DO THIS:
Copy every line of the listing that holds the string "miljoonaa".

━━━━━ INPUT RECORDS

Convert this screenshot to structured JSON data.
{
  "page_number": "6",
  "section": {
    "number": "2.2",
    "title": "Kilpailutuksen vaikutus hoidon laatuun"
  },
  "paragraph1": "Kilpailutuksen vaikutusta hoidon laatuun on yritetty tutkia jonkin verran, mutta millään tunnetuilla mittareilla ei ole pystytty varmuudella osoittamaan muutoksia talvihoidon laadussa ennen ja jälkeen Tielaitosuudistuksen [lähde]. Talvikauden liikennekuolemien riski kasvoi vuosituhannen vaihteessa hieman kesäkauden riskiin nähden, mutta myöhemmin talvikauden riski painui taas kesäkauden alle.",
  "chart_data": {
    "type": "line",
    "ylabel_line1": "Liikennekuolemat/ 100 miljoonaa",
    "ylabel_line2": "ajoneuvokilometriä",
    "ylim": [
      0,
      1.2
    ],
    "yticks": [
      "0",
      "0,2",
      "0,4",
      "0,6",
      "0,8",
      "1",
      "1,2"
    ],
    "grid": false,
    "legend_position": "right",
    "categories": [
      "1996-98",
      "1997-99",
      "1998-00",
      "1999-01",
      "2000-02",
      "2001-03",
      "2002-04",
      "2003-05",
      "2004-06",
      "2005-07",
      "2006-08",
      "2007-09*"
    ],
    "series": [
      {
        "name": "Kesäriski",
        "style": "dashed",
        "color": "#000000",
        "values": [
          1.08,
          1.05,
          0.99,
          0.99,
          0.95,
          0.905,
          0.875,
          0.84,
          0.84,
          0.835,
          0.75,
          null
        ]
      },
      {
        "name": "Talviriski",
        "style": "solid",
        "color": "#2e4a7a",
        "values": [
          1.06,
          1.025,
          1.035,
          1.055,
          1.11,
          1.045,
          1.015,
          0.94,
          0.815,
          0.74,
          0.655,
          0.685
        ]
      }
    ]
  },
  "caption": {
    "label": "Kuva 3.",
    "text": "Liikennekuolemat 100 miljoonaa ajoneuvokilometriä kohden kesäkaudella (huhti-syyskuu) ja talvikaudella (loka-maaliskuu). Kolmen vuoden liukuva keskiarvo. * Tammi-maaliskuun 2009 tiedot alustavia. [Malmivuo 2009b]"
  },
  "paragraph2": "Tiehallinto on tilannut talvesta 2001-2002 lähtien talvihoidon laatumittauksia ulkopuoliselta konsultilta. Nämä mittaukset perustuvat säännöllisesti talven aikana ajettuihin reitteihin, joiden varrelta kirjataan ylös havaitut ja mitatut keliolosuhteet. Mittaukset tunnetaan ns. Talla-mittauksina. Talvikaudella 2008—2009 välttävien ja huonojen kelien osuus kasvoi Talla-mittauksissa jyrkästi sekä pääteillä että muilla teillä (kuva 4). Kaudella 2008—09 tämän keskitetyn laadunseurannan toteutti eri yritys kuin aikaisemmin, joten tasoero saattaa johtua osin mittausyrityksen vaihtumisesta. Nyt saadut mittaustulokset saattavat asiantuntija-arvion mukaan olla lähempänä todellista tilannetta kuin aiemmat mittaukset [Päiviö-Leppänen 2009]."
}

━━━━━━━━━━

RESULT:
    "ylabel_line1": "Liikennekuolemat/ 100 miljoonaa",
    "text": "Liikennekuolemat 100 miljoonaa ajoneuvokilometriä kohden kesäkaudella (huhti-syyskuu) ja talvikaudella (loka-maaliskuu). Kolmen vuoden liukuva keskiarvo. * Tammi-maaliskuun 2009 tiedot alustavia. [Malmivuo 2009b]"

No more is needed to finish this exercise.